Job:
Find the string "heading" and gather every line that holds it.
═════ Exercise material
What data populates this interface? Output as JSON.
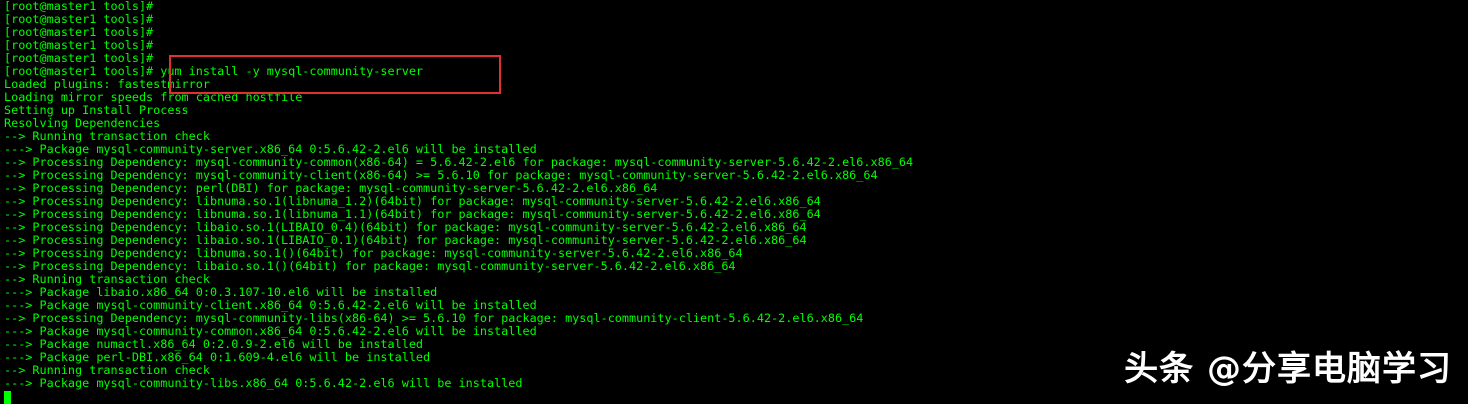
{
  "terminal": {
    "lines": [
      "[root@master1 tools]#",
      "[root@master1 tools]#",
      "[root@master1 tools]#",
      "[root@master1 tools]#",
      "[root@master1 tools]#",
      "[root@master1 tools]# yum install -y mysql-community-server",
      "Loaded plugins: fastestmirror",
      "Loading mirror speeds from cached hostfile",
      "Setting up Install Process",
      "Resolving Dependencies",
      "--> Running transaction check",
      "---> Package mysql-community-server.x86_64 0:5.6.42-2.el6 will be installed",
      "--> Processing Dependency: mysql-community-common(x86-64) = 5.6.42-2.el6 for package: mysql-community-server-5.6.42-2.el6.x86_64",
      "--> Processing Dependency: mysql-community-client(x86-64) >= 5.6.10 for package: mysql-community-server-5.6.42-2.el6.x86_64",
      "--> Processing Dependency: perl(DBI) for package: mysql-community-server-5.6.42-2.el6.x86_64",
      "--> Processing Dependency: libnuma.so.1(libnuma_1.2)(64bit) for package: mysql-community-server-5.6.42-2.el6.x86_64",
      "--> Processing Dependency: libnuma.so.1(libnuma_1.1)(64bit) for package: mysql-community-server-5.6.42-2.el6.x86_64",
      "--> Processing Dependency: libaio.so.1(LIBAIO_0.4)(64bit) for package: mysql-community-server-5.6.42-2.el6.x86_64",
      "--> Processing Dependency: libaio.so.1(LIBAIO_0.1)(64bit) for package: mysql-community-server-5.6.42-2.el6.x86_64",
      "--> Processing Dependency: libnuma.so.1()(64bit) for package: mysql-community-server-5.6.42-2.el6.x86_64",
      "--> Processing Dependency: libaio.so.1()(64bit) for package: mysql-community-server-5.6.42-2.el6.x86_64",
      "--> Running transaction check",
      "---> Package libaio.x86_64 0:0.3.107-10.el6 will be installed",
      "---> Package mysql-community-client.x86_64 0:5.6.42-2.el6 will be installed",
      "--> Processing Dependency: mysql-community-libs(x86-64) >= 5.6.10 for package: mysql-community-client-5.6.42-2.el6.x86_64",
      "---> Package mysql-community-common.x86_64 0:5.6.42-2.el6 will be installed",
      "---> Package numactl.x86_64 0:2.0.9-2.el6 will be installed",
      "---> Package perl-DBI.x86_64 0:1.609-4.el6 will be installed",
      "--> Running transaction check",
      "---> Package mysql-community-libs.x86_64 0:5.6.42-2.el6 will be installed"
    ]
  },
  "watermark": "头条 @分享电脑学习",
  "colors": {
    "background": "#000000",
    "text": "#00ff00",
    "highlight_border": "#e03030"
  }
}
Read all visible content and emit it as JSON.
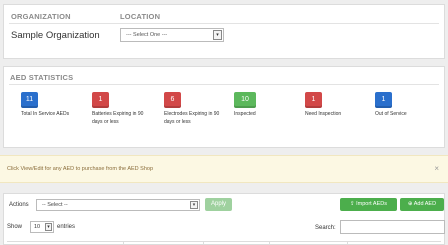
{
  "organization": {
    "heading": "ORGANIZATION",
    "name": "Sample Organization"
  },
  "location": {
    "heading": "LOCATION",
    "selected": "--- Select One ---"
  },
  "stats": {
    "heading": "AED STATISTICS",
    "items": [
      {
        "count": "11",
        "label": "Total In Service AEDs",
        "color": "#2a6fcc"
      },
      {
        "count": "1",
        "label": "Batteries Expiring in 90 days or less",
        "color": "#d24848"
      },
      {
        "count": "6",
        "label": "Electrodes Expiring in 90 days or less",
        "color": "#d24848"
      },
      {
        "count": "10",
        "label": "Inspected",
        "color": "#5cb85c"
      },
      {
        "count": "1",
        "label": "Need Inspection",
        "color": "#d24848"
      },
      {
        "count": "1",
        "label": "Out of Service",
        "color": "#2a6fcc"
      }
    ]
  },
  "alert": {
    "text": "Click View/Edit for any AED to purchase from the AED Shop",
    "close": "×"
  },
  "actions": {
    "label": "Actions",
    "selected": "-- Select --",
    "apply": "Apply",
    "import": "Import AEDs",
    "add": "Add AED"
  },
  "table": {
    "show_label": "Show",
    "page_length": "10",
    "entries_label": "entries",
    "search_label": "Search:"
  }
}
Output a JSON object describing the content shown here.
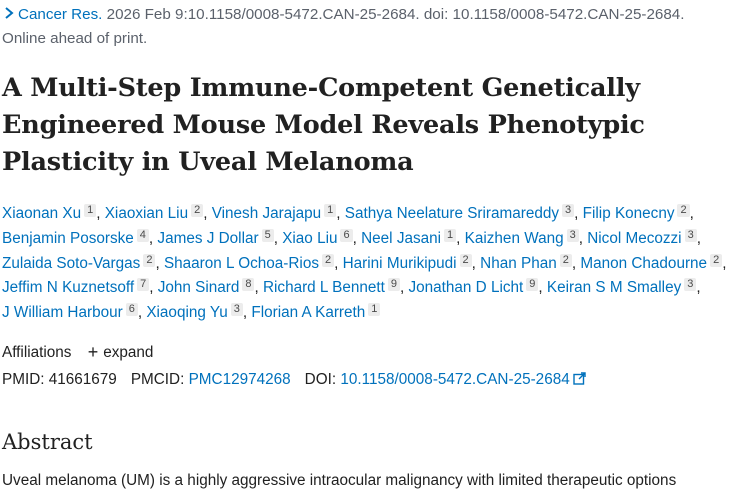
{
  "citation": {
    "journal": "Cancer Res.",
    "details": " 2026 Feb 9:10.1158/0008-5472.CAN-25-2684. doi: 10.1158/0008-5472.CAN-25-2684.",
    "status": "Online ahead of print."
  },
  "article": {
    "title": "A Multi-Step Immune-Competent Genetically Engineered Mouse Model Reveals Phenotypic Plasticity in Uveal Melanoma"
  },
  "authors": [
    {
      "name": "Xiaonan Xu",
      "aff": "1"
    },
    {
      "name": "Xiaoxian Liu",
      "aff": "2"
    },
    {
      "name": "Vinesh Jarajapu",
      "aff": "1"
    },
    {
      "name": "Sathya Neelature Sriramareddy",
      "aff": "3"
    },
    {
      "name": "Filip Konecny",
      "aff": "2"
    },
    {
      "name": "Benjamin Posorske",
      "aff": "4"
    },
    {
      "name": "James J Dollar",
      "aff": "5"
    },
    {
      "name": "Xiao Liu",
      "aff": "6"
    },
    {
      "name": "Neel Jasani",
      "aff": "1"
    },
    {
      "name": "Kaizhen Wang",
      "aff": "3"
    },
    {
      "name": "Nicol Mecozzi",
      "aff": "3"
    },
    {
      "name": "Zulaida Soto-Vargas",
      "aff": "2"
    },
    {
      "name": "Shaaron L Ochoa-Rios",
      "aff": "2"
    },
    {
      "name": "Harini Murikipudi",
      "aff": "2"
    },
    {
      "name": "Nhan Phan",
      "aff": "2"
    },
    {
      "name": "Manon Chadourne",
      "aff": "2"
    },
    {
      "name": "Jeffim N Kuznetsoff",
      "aff": "7"
    },
    {
      "name": "John Sinard",
      "aff": "8"
    },
    {
      "name": "Richard L Bennett",
      "aff": "9"
    },
    {
      "name": "Jonathan D Licht",
      "aff": "9"
    },
    {
      "name": "Keiran S M Smalley",
      "aff": "3"
    },
    {
      "name": "J William Harbour",
      "aff": "6"
    },
    {
      "name": "Xiaoqing Yu",
      "aff": "3"
    },
    {
      "name": "Florian A Karreth",
      "aff": "1"
    }
  ],
  "affiliations": {
    "label": "Affiliations",
    "expand_label": "expand"
  },
  "identifiers": {
    "pmid_label": "PMID:",
    "pmid": "41661679",
    "pmcid_label": "PMCID:",
    "pmcid": "PMC12974268",
    "doi_label": "DOI:",
    "doi": "10.1158/0008-5472.CAN-25-2684"
  },
  "abstract": {
    "heading": "Abstract",
    "text": "Uveal melanoma (UM) is a highly aggressive intraocular malignancy with limited therapeutic options"
  },
  "colors": {
    "link": "#0071bc",
    "text": "#212121",
    "muted": "#5b616b",
    "badge_bg": "#ececec"
  }
}
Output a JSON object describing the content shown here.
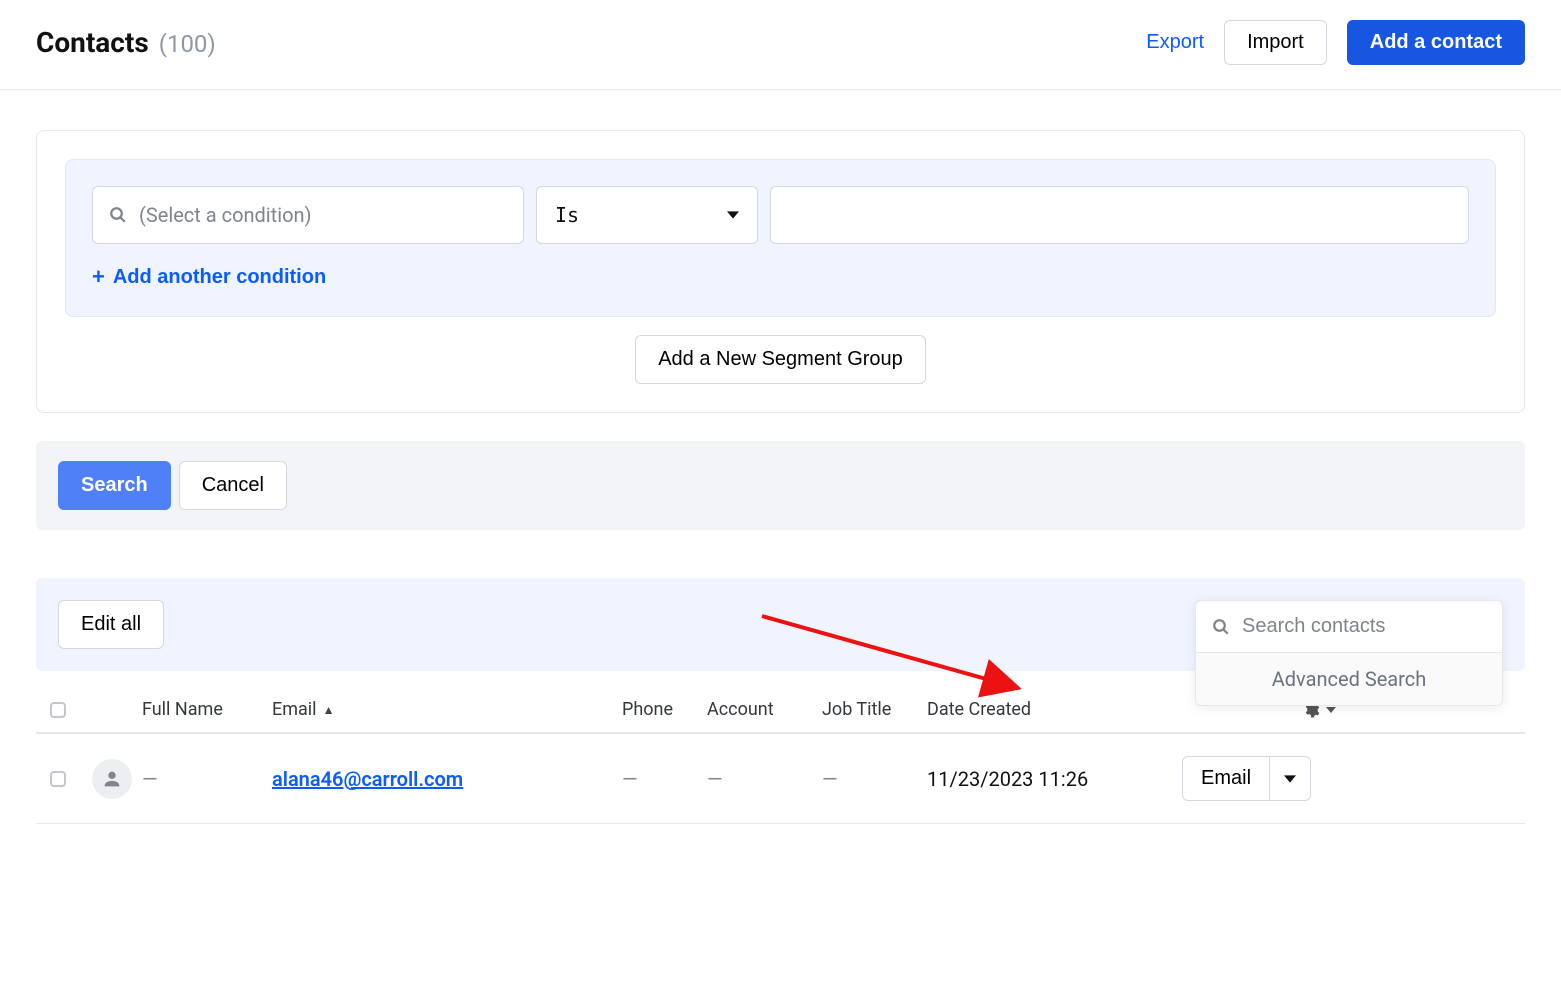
{
  "header": {
    "title": "Contacts",
    "count": "(100)",
    "export_label": "Export",
    "import_label": "Import",
    "add_label": "Add a contact"
  },
  "segment": {
    "condition_placeholder": "(Select a condition)",
    "operator_label": "Is",
    "add_condition_label": "Add another condition",
    "new_group_label": "Add a New Segment Group",
    "search_label": "Search",
    "cancel_label": "Cancel"
  },
  "table_toolbar": {
    "edit_all_label": "Edit all",
    "search_placeholder": "Search contacts",
    "advanced_search_label": "Advanced Search"
  },
  "columns": {
    "full_name": "Full Name",
    "email": "Email",
    "phone": "Phone",
    "account": "Account",
    "job_title": "Job Title",
    "date_created": "Date Created"
  },
  "rows": [
    {
      "full_name": "—",
      "email": "alana46@carroll.com",
      "phone": "—",
      "account": "—",
      "job_title": "—",
      "date_created": "11/23/2023 11:26",
      "action_label": "Email"
    }
  ]
}
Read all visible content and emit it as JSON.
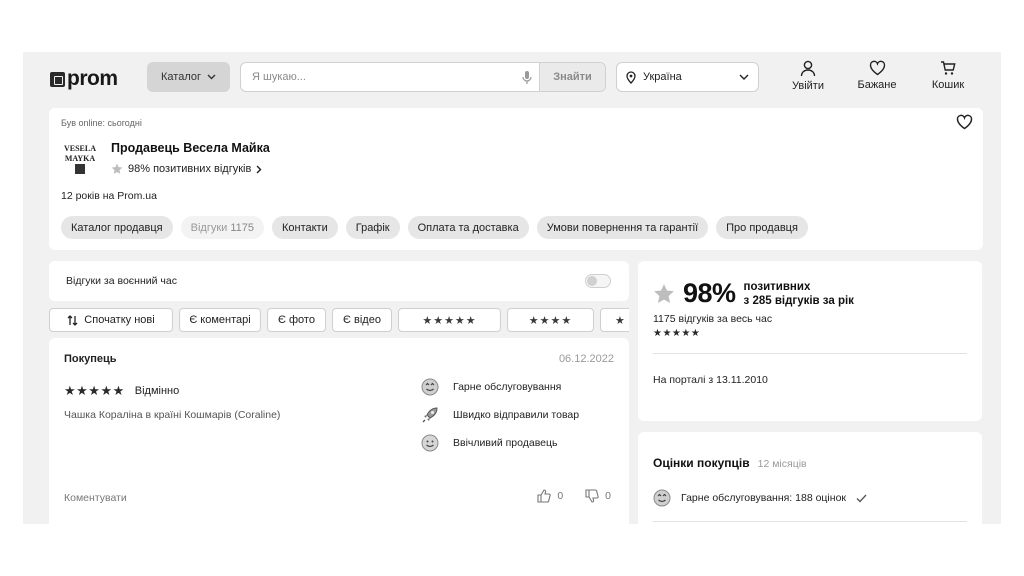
{
  "header": {
    "logo_text": "prom",
    "catalog_label": "Каталог",
    "search_placeholder": "Я шукаю...",
    "search_button": "Знайти",
    "region": "Україна",
    "login_label": "Увійти",
    "wishlist_label": "Бажане",
    "cart_label": "Кошик"
  },
  "seller": {
    "online_status": "Був online: сьогодні",
    "name": "Продавець Весела Майка",
    "positive_rating": "98% позитивних відгуків",
    "years": "12 років на Prom.ua",
    "logo_text": "VESELA MAYKA",
    "tabs": [
      {
        "label": "Каталог продавця"
      },
      {
        "label": "Відгуки",
        "count": "1175"
      },
      {
        "label": "Контакти"
      },
      {
        "label": "Графік"
      },
      {
        "label": "Оплата та доставка"
      },
      {
        "label": "Умови повернення та гарантії"
      },
      {
        "label": "Про продавця"
      }
    ]
  },
  "reviews": {
    "wartime_label": "Відгуки за воєнний час",
    "wartime_toggle_on": false,
    "filters": {
      "sort": "Спочатку нові",
      "with_comments": "Є коментарі",
      "with_photo": "Є фото",
      "with_video": "Є відео",
      "stars5": "★★★★★",
      "stars4": "★★★★",
      "stars3": "★"
    },
    "item": {
      "buyer": "Покупець",
      "date": "06.12.2022",
      "stars": "★★★★★",
      "rating_text": "Відмінно",
      "product": "Чашка Кораліна в країні Кошмарів (Coraline)",
      "tags": [
        "Гарне обслуговування",
        "Швидко відправили товар",
        "Ввічливий продавець"
      ],
      "comment_label": "Коментувати",
      "likes": "0",
      "dislikes": "0"
    }
  },
  "summary": {
    "percent": "98%",
    "line1": "позитивних",
    "line2": "з 285 відгуків за рік",
    "all_time": "1175 відгуків за весь час",
    "stars": "★★★★★",
    "since": "На порталі з 13.11.2010"
  },
  "purchase_ratings": {
    "title": "Оцінки покупців",
    "period": "12 місяців",
    "first_row": "Гарне обслуговування: 188 оцінок"
  }
}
══════════
Answer for this exercise:
    "heading": "ORGANIZATION",
    "heading": "LOCATION",
    "heading": "AED STATISTICS",
    "heading": "Abstract",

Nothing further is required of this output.